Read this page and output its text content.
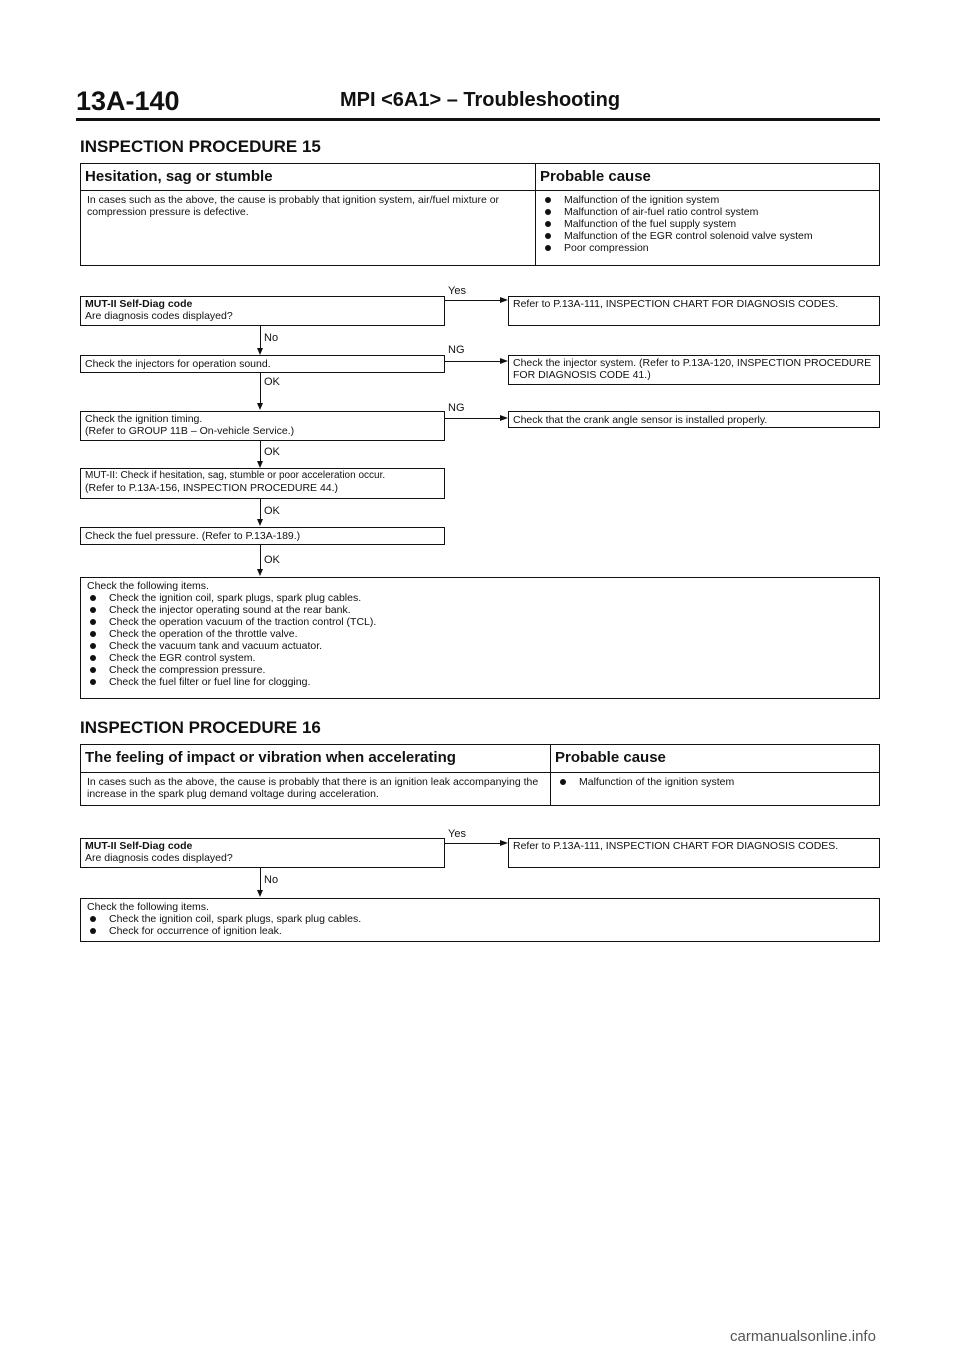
13A-140	MPI <6A1> – Troubleshooting
INSPECTION PROCEDURE 15
Hesitation, sag or stumble	Probable cause
In cases such as the above, the cause is probably that ignition system, air/fuel mixture or compression pressure is defective.
Malfunction of the ignition system
Malfunction of air-fuel ratio control system
Malfunction of the fuel supply system
Malfunction of the EGR control solenoid valve system
Poor compression
MUT-II Self-Diag code
Are diagnosis codes displayed?
Yes
Refer to P.13A-111, INSPECTION CHART FOR DIAGNOSIS CODES.
No
Check the injectors for operation sound.
NG
Check the injector system. (Refer to P.13A-120, INSPECTION PROCEDURE FOR DIAGNOSIS CODE 41.)
OK
Check the ignition timing.
(Refer to GROUP 11B – On-vehicle Service.)
NG
Check that the crank angle sensor is installed properly.
OK
MUT-II: Check if hesitation, sag, stumble or poor acceleration occur.
(Refer to P.13A-156, INSPECTION PROCEDURE 44.)
OK
Check the fuel pressure. (Refer to P.13A-189.)
OK
Check the following items.
Check the ignition coil, spark plugs, spark plug cables.
Check the injector operating sound at the rear bank.
Check the operation vacuum of the traction control (TCL).
Check the operation of the throttle valve.
Check the vacuum tank and vacuum actuator.
Check the EGR control system.
Check the compression pressure.
Check the fuel filter or fuel line for clogging.
INSPECTION PROCEDURE 16
The feeling of impact or vibration when accelerating	Probable cause
In cases such as the above, the cause is probably that there is an ignition leak accompanying the increase in the spark plug demand voltage during acceleration.
Malfunction of the ignition system
MUT-II Self-Diag code
Are diagnosis codes displayed?
Yes
Refer to P.13A-111, INSPECTION CHART FOR DIAGNOSIS CODES.
No
Check the following items.
Check the ignition coil, spark plugs, spark plug cables.
Check for occurrence of ignition leak.
carmanualsonline.info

----------------

- Your task:
Pick out each line that holds the string "Refer".

- Full response:
Refer to P.13A-111, INSPECTION CHART FOR DIAGNOSIS CODES.
Check the injector system. (Refer to P.13A-120, INSPECTION PROCEDURE FOR DIAGNOSIS CODE 41.)
(Refer to GROUP 11B – On-vehicle Service.)
(Refer to P.13A-156, INSPECTION PROCEDURE 44.)
Check the fuel pressure. (Refer to P.13A-189.)
Refer to P.13A-111, INSPECTION CHART FOR DIAGNOSIS CODES.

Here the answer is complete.